▸ **Provided passage**:

start

Security risks may be evolving, but so are our platform capabilties to help prevent them.

Last month, Own products officially became part of the Salesforce Platform. What does this mean for you? With Own security product capabilities now integrated into Salesforce Shield and Security Center, your organization can strengthen its security posture faster and more comprehensively than ever before. Additionally, the introduction of Backup & Recover, Data Mask & Seed, and Archive bolsters data protection and resilience for Salesforce customers.

The rising stakes – and root causes – of security incidents

SaaS security incidents are becoming more frequent and costly. These incidents include cyberattacks that steal and destroy data, as well as insider threats, which are often due to employee mistakes rather than malicious intent.

In response to these trends, regulators are implementing more stringent incident response and reporting requirements, including the U.S. Securities & Exchange Commission (SEC) and the EU Network & Information Systems Security (NIS 2) that apply to a wide range of organizations in critical sectors. Other regulations specific to financial services companies and Information & Communications Technology (ICT) providers, including the Digital Operational Resilience Act (DORA) and the NYDFS 23 NYCRR 500 have tight timeframes to report characteristics of an incident and measures taken to contain it.

end

▸ **Problem**: Reproduce the Salesforce security passage above word for word, between "Last month, Own" and "than malicious intent.", inclusive.

▸ **Given data**:

start

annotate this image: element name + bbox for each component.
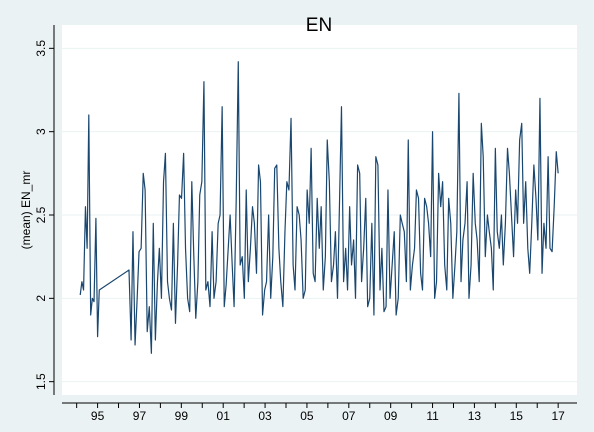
x-tick-label: 03: [258, 409, 272, 423]
x-tick-label: 13: [468, 409, 482, 423]
x-tick-label: 99: [175, 409, 189, 423]
data-line: [79, 61, 559, 354]
y-axis-label: (mean) EN_mr: [19, 171, 33, 250]
x-tick-label: 09: [384, 409, 398, 423]
y-tick-label: 1.5: [34, 373, 48, 390]
x-tick-label: 15: [510, 409, 524, 423]
x-tick-label: 11: [426, 409, 439, 423]
x-tick-label: 95: [91, 409, 105, 423]
x-tick-label: 05: [300, 409, 314, 423]
plot-area: [62, 25, 577, 395]
x-tick-label: 07: [342, 409, 356, 423]
x-tick-label: 01: [217, 409, 231, 423]
y-tick-label: 3: [34, 128, 48, 135]
y-tick-label: 2.5: [34, 206, 48, 223]
chart-title: EN: [306, 15, 332, 36]
x-tick-label: 17: [551, 409, 565, 423]
x-tick-label: 97: [133, 409, 147, 423]
y-tick-label: 2: [34, 295, 48, 302]
y-tick-label: 3.5: [34, 40, 48, 57]
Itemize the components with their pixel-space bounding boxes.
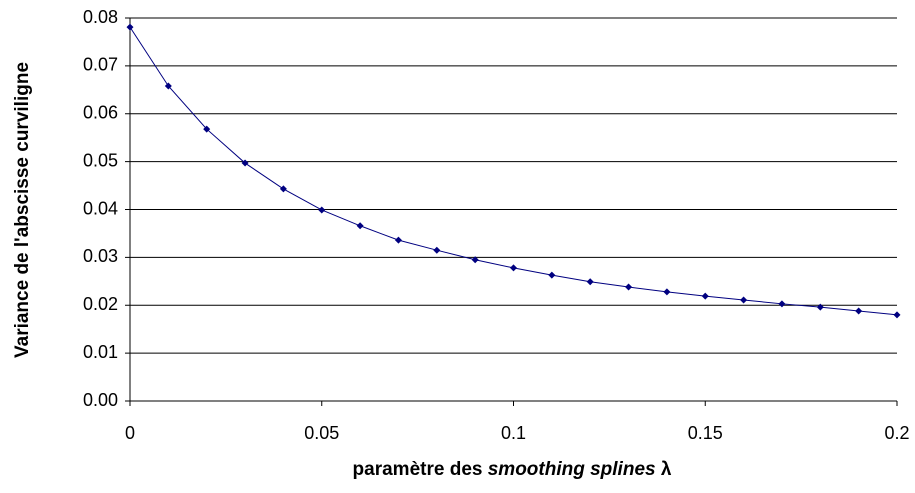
y-tick-label: 0.07 xyxy=(83,55,118,75)
point xyxy=(663,288,671,296)
y-tick-label: 0.06 xyxy=(83,103,118,123)
point xyxy=(701,292,709,300)
point xyxy=(279,185,287,193)
y-tick-label: 0.01 xyxy=(83,342,118,362)
point xyxy=(625,283,633,291)
point xyxy=(471,256,479,264)
point xyxy=(740,296,748,304)
point xyxy=(510,264,517,272)
x-tick-label: 0.15 xyxy=(688,423,723,443)
x-label-part: smoothing splines xyxy=(488,459,656,480)
point xyxy=(778,300,786,308)
point xyxy=(855,307,863,315)
x-label-part: paramètre des xyxy=(353,459,488,480)
series-line xyxy=(129,26,898,316)
x-axis-label: paramètre des smoothing splines λ xyxy=(353,459,672,480)
point xyxy=(893,311,901,319)
y-axis-label: Variance de l'abscisse curviligne xyxy=(12,62,33,358)
point xyxy=(586,278,594,286)
y-tick-label: 0.05 xyxy=(83,150,118,170)
x-label-part: λ xyxy=(656,459,672,480)
point xyxy=(548,271,556,279)
x-tick-label: 0.1 xyxy=(501,423,526,443)
x-tick-label: 0 xyxy=(125,423,135,443)
y-tick-label: 0.08 xyxy=(83,7,118,27)
y-tick-label: 0.04 xyxy=(83,198,118,218)
point xyxy=(126,23,134,31)
point xyxy=(433,246,441,254)
point xyxy=(164,82,172,90)
y-tick-label: 0.03 xyxy=(83,246,118,266)
x-tick-label: 0.05 xyxy=(304,423,339,443)
point xyxy=(356,222,364,230)
point xyxy=(241,159,249,167)
point xyxy=(816,303,824,311)
y-tick-label: 0.02 xyxy=(83,294,118,314)
x-tick-label: 0.2 xyxy=(884,423,909,443)
point xyxy=(203,125,211,133)
y-tick-label: 0.00 xyxy=(83,390,118,410)
point xyxy=(318,206,326,214)
point xyxy=(394,236,402,244)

end

▸ **Completed exercise**:
Last month, Own products officially became part of the Salesforce Platform. What does this mean for you? With Own security product capabilities now integrated into Salesforce Shield and Security Center, your organization can strengthen its security posture faster and more comprehensively than ever before. Additionally, the introduction of Backup & Recover, Data Mask & Seed, and Archive bolsters data protection and resilience for Salesforce customers.

The rising stakes – and root causes – of security incidents

SaaS security incidents are becoming more frequent and costly. These incidents include cyberattacks that steal and destroy data, as well as insider threats, which are often due to employee mistakes rather than malicious intent.